▸ **Problem statement**
Search the data below for the word "name" and copy each line that holds it.

▸ **Rows from a figure dataset**
☆ ☆ ☆ ☆ ☆

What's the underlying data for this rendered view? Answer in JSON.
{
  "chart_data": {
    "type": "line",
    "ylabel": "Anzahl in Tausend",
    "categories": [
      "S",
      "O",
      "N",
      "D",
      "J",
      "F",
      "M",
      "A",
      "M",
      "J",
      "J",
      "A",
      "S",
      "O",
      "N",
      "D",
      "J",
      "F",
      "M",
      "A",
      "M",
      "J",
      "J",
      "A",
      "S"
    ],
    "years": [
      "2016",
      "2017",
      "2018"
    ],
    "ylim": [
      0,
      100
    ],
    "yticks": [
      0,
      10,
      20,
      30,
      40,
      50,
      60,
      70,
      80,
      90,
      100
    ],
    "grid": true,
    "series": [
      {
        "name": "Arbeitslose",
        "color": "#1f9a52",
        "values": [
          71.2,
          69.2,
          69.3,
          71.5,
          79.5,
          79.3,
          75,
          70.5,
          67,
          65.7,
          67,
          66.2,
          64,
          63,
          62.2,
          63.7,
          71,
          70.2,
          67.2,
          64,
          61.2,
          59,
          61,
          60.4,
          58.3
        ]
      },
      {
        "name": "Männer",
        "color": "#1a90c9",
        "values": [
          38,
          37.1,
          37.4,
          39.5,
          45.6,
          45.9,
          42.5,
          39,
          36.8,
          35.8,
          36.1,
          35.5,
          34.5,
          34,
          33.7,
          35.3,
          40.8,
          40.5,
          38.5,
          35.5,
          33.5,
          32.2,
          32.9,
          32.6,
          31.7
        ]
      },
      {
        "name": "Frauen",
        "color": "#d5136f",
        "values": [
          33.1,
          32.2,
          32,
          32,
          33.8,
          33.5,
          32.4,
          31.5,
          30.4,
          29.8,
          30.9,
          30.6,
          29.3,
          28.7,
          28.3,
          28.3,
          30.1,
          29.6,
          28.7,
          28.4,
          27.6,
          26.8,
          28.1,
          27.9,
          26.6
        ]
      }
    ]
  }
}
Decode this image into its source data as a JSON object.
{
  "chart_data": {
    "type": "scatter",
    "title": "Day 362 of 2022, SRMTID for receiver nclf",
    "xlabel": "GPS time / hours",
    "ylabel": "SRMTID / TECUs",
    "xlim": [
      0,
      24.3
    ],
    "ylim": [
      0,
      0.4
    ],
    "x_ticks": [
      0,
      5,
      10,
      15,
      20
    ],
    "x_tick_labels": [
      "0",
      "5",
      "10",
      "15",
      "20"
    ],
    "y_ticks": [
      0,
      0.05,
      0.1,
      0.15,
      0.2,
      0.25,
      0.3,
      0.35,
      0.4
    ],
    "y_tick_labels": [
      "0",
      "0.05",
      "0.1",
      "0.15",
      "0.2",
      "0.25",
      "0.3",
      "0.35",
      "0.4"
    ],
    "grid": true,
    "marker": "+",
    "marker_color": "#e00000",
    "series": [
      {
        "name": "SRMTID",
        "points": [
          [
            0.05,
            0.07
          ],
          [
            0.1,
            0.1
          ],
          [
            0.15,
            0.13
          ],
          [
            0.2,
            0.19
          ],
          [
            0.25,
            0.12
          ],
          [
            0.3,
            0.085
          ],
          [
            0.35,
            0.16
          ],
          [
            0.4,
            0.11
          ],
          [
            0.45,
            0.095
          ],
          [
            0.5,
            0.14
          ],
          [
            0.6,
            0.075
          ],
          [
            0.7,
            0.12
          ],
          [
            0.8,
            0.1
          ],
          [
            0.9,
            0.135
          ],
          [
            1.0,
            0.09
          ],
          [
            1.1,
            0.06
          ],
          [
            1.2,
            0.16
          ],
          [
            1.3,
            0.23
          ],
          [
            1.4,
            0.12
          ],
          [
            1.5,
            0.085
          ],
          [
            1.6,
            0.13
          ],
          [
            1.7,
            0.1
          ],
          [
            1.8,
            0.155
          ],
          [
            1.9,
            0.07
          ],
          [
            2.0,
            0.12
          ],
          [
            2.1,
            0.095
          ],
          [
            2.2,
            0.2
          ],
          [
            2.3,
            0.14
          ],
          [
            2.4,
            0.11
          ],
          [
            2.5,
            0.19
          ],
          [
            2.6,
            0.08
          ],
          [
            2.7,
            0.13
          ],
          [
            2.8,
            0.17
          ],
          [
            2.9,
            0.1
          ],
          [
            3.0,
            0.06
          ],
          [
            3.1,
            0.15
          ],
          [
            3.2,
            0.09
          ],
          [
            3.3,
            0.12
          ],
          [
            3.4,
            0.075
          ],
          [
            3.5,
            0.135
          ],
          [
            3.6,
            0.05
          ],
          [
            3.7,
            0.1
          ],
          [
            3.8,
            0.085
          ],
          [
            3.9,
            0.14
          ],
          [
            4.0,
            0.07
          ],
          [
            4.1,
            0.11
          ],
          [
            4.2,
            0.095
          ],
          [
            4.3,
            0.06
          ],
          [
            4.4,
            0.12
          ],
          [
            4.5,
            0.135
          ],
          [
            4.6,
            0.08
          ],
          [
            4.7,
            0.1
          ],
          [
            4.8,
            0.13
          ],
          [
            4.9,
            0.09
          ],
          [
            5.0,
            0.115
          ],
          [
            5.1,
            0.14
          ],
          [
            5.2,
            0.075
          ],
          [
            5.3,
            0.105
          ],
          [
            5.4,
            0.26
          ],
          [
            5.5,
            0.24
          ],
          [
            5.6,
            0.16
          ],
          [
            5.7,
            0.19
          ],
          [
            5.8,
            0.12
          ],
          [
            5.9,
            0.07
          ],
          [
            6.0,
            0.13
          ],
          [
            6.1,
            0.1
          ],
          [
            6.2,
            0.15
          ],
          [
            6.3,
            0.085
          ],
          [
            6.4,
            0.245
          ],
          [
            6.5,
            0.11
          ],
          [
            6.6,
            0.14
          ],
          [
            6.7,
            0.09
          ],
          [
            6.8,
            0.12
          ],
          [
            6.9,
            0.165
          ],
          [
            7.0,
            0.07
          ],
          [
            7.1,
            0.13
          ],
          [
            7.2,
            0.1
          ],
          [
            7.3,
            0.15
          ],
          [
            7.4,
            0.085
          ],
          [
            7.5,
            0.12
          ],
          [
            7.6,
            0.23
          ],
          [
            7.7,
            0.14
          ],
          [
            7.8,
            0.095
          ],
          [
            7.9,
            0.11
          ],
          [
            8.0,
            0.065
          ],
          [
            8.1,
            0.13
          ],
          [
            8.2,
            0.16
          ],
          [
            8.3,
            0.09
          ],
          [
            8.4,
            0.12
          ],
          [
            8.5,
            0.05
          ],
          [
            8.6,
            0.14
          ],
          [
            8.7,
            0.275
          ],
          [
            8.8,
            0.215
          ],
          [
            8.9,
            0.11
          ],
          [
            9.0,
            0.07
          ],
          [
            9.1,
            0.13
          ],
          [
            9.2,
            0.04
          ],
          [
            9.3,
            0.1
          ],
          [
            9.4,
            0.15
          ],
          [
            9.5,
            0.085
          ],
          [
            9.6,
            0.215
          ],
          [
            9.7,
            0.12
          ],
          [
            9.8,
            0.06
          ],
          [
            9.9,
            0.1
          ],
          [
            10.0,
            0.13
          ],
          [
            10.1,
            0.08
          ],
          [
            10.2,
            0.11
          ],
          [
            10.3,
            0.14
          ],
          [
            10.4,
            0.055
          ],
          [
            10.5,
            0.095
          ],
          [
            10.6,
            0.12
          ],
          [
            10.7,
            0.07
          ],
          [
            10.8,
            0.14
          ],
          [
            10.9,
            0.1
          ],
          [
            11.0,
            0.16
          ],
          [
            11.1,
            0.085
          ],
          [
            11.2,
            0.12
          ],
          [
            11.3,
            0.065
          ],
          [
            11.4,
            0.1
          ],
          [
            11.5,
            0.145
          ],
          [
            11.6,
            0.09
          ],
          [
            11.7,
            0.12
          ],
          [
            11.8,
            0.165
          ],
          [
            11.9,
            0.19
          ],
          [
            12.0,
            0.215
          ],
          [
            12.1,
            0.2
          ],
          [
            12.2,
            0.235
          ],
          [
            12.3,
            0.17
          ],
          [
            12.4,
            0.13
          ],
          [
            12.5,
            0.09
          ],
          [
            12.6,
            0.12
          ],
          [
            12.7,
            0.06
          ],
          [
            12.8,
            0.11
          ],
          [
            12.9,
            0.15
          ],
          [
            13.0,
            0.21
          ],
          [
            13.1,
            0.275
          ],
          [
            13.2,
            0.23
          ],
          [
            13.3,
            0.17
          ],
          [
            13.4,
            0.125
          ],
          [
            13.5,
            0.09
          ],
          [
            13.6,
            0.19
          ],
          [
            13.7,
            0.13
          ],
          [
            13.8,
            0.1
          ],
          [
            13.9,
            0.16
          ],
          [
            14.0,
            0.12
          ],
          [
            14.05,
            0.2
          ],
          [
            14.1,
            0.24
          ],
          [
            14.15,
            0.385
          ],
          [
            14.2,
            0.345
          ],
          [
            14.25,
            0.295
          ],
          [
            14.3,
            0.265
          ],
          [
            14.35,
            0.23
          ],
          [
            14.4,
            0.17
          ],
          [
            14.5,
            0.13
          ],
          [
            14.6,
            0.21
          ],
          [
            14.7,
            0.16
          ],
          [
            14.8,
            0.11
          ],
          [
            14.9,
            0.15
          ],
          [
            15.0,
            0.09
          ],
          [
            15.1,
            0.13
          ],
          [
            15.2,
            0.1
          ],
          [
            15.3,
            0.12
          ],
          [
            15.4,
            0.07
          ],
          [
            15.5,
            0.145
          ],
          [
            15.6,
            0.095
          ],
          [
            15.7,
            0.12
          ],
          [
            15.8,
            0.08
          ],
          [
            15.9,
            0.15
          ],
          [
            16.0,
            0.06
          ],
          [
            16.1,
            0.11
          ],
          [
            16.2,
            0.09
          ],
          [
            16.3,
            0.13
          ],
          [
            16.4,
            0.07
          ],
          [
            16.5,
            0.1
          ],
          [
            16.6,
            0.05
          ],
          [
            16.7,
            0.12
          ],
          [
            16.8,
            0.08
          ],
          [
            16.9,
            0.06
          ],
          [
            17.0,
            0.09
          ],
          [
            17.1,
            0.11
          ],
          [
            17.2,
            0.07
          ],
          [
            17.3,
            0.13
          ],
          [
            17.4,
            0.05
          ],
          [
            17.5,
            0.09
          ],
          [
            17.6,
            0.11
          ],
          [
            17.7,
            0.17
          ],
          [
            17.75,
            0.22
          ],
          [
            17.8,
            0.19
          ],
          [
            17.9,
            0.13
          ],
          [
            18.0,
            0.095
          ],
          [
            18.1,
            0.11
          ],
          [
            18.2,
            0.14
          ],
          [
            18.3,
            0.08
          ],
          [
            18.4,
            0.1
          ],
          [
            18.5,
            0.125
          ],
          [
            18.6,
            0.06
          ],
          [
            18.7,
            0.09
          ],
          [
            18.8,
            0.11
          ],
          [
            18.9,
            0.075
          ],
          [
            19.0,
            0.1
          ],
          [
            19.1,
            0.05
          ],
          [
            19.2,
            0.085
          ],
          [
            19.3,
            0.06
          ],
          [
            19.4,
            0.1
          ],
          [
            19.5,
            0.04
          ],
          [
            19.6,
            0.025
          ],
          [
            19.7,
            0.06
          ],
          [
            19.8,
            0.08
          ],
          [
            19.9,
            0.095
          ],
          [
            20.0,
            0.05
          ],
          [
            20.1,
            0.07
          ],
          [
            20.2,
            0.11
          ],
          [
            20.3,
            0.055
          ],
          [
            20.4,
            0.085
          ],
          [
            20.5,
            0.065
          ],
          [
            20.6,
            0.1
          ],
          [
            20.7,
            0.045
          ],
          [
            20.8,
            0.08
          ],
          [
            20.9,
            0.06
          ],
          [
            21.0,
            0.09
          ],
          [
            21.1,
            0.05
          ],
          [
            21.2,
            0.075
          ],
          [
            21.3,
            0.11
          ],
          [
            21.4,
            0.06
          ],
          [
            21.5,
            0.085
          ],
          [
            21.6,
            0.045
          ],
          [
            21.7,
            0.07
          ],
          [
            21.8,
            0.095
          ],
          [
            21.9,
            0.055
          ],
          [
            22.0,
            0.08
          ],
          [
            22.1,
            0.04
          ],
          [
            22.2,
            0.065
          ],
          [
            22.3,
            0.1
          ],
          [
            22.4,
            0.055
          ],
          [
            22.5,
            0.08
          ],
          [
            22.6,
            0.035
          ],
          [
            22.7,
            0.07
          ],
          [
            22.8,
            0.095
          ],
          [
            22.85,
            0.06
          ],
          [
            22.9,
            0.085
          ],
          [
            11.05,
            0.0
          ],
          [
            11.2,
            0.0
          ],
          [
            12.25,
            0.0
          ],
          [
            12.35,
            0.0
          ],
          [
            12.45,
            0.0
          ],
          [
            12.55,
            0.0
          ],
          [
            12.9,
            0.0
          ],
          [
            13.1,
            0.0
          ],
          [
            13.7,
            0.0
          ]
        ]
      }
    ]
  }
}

☆ ☆ ☆ ☆ ☆

▸ **Answer to this exercise**
        "name": "Arbeitslose",
        "name": "Männer",
        "name": "Frauen",
        "name": "SRMTID",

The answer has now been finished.